* WHAT IS REQUIRED
Extend the article below on Cristo Rey Philadelphia High School's work-study model, picking up after its final sentence.

September 03, 2015
Imagine a private school that provides a rigorous prep-school education to some of the lowest–income students in the Philadelphia region – and pays for much of the cost by their students' work with many of the area’s top employers.
That’s the unique business model at work in the Cristo Rey Philadelphia High School in North Philadelphia.
In the process, the school’s 450 students network, learn workplace skills and job readiness.
And, in return, every student who completes high school gets accepted to a college.
Students attend the independent Catholic school, which is open to all faiths, in the Logan section of the city four days a week.
The other day of the work week they work for an all-star lineup of about 90 top employers, non-profits and government agencies, including Comcast, GlaxoSmithKline, Wawa, the zoo, the Philadelphia Police Department and the mayor’s office.
Some of the companies, such as Independence Blue Cross, fund not just their own jobs, but also pick up the costs for non-profits and government agencies to "hire" the students.

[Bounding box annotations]
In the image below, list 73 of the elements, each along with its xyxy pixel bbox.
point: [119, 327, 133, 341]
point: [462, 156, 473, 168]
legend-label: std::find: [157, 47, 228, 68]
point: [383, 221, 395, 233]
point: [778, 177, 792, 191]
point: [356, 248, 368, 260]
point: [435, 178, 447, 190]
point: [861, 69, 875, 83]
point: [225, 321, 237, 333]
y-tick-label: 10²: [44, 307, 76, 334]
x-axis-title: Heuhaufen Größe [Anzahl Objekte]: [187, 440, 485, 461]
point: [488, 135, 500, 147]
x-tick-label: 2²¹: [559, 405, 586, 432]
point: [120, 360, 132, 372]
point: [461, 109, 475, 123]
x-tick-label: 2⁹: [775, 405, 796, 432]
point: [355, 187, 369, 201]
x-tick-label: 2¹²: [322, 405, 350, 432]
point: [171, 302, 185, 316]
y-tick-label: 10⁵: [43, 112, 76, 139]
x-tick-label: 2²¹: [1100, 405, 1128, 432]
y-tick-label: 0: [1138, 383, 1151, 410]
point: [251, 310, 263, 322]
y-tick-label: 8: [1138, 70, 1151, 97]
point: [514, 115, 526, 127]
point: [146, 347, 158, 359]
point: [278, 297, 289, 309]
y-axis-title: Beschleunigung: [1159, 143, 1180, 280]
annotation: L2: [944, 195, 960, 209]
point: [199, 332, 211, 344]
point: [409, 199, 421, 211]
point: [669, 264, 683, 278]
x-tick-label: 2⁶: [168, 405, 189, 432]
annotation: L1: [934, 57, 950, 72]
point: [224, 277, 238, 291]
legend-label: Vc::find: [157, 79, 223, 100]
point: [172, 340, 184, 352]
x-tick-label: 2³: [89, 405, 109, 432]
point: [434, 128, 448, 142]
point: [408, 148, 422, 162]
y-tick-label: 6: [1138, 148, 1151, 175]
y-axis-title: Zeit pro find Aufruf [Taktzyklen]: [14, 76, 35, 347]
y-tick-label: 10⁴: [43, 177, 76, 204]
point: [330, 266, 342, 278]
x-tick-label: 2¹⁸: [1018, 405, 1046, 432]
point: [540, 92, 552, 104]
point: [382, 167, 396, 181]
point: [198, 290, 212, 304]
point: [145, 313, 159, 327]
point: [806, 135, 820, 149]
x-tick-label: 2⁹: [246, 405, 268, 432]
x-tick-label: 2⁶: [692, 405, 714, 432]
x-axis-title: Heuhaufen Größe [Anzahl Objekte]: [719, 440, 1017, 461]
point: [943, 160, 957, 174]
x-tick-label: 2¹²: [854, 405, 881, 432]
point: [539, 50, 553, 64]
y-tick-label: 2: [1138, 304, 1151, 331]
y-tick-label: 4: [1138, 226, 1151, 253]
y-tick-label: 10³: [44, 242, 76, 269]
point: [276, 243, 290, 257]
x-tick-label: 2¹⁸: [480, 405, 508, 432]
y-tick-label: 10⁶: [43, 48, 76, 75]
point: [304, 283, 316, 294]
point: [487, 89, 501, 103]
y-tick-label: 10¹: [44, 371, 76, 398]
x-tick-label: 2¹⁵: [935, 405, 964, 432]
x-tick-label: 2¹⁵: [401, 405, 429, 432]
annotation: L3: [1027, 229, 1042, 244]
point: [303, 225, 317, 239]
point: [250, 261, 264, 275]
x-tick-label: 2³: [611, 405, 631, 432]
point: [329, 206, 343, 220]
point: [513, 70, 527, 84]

* RESPONSE
The wages earned by the students in these jobs pay for 65 percent of the $12,500 per student cost of tuition, explains founder and president John McConnell.
The rest of the cost of tuition comes from a small buy-in from the families of the students – about $1,000 per student, but sometimes less – as well as fund raising and tax credits.
Cristo Rey is part of a network of independent Catholic high schools that began in Chicago in 1995, says McConnell.
The schools are the creation of a Jesuit priest who taught for decades in Peru before being called home to a find a solution to a need for a college prep school in a poor section of that city, and no means to fund it.
The first Cristo Rey school opened a year later. In 2001, the plan to expand the model began, with the Philadelphia school opening four years ago.
There are about 25 Cristo Rey schools now; the organization hopes to have 40 within another five years.
“I’m confident every one of our graduates will get into college. And what’s more, they stay in college at a rate twice that of their peers,” says McConnell.
He attributes that statistic to the confidence and mentorship that come with students working in real-world situations.
But all is not serious adult drudgery at the work-oriented high school.
Wednesday was billed as “Signing Day” at the school, part pep rally, part mock sports team draft day, matching up the students and the organizations where they will work.
There were pictures, videos, T-shirts, a drum line and dancers. The students entered the assembly through a tunnel formed by the outstretched hands of their employers.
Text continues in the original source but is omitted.